* _WHAT YOU ARE ASKED TO DO_
Find each line with the word "LURCYQUOISE" and say how many there are, nothing else.

(Dataset entries)
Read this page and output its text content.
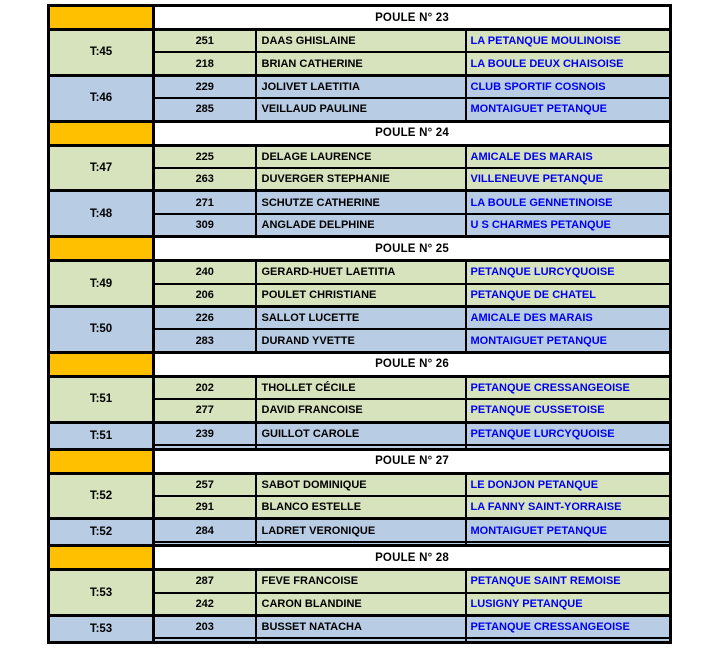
	POULE N° 23		
T:45	251	DAAS GHISLAINE	LA PETANQUE MOULINOISE
	218	BRIAN CATHERINE	LA BOULE DEUX CHAISOISE
T:46	229	JOLIVET LAETITIA	CLUB SPORTIF COSNOIS
	285	VEILLAUD PAULINE	MONTAIGUET PETANQUE
	POULE N° 24		
T:47	225	DELAGE LAURENCE	AMICALE DES MARAIS
	263	DUVERGER STEPHANIE	VILLENEUVE PETANQUE
T:48	271	SCHUTZE CATHERINE	LA BOULE GENNETINOISE
	309	ANGLADE DELPHINE	U S CHARMES PETANQUE
	POULE N° 25		
T:49	240	GERARD-HUET LAETITIA	PETANQUE LURCYQUOISE
	206	POULET CHRISTIANE	PETANQUE DE CHATEL
T:50	226	SALLOT LUCETTE	AMICALE DES MARAIS
	283	DURAND YVETTE	MONTAIGUET PETANQUE
	POULE N° 26		
T:51	202	THOLLET CÉCILE	PETANQUE CRESSANGEOISE
	277	DAVID FRANCOISE	PETANQUE CUSSETOISE
T:51	239	GUILLOT CAROLE	PETANQUE LURCYQUOISE

	POULE N° 27		
T:52	257	SABOT DOMINIQUE	LE DONJON PETANQUE
	291	BLANCO ESTELLE	LA FANNY SAINT-YORRAISE
T:52	284	LADRET VERONIQUE	MONTAIGUET PETANQUE

	POULE N° 28		
T:53	287	FEVE FRANCOISE	PETANQUE SAINT REMOISE
	242	CARON BLANDINE	LUSIGNY PETANQUE
T:53	203	BUSSET NATACHA	PETANQUE CRESSANGEOISE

* _OUTPUT FOR THIS EXERCISE_
2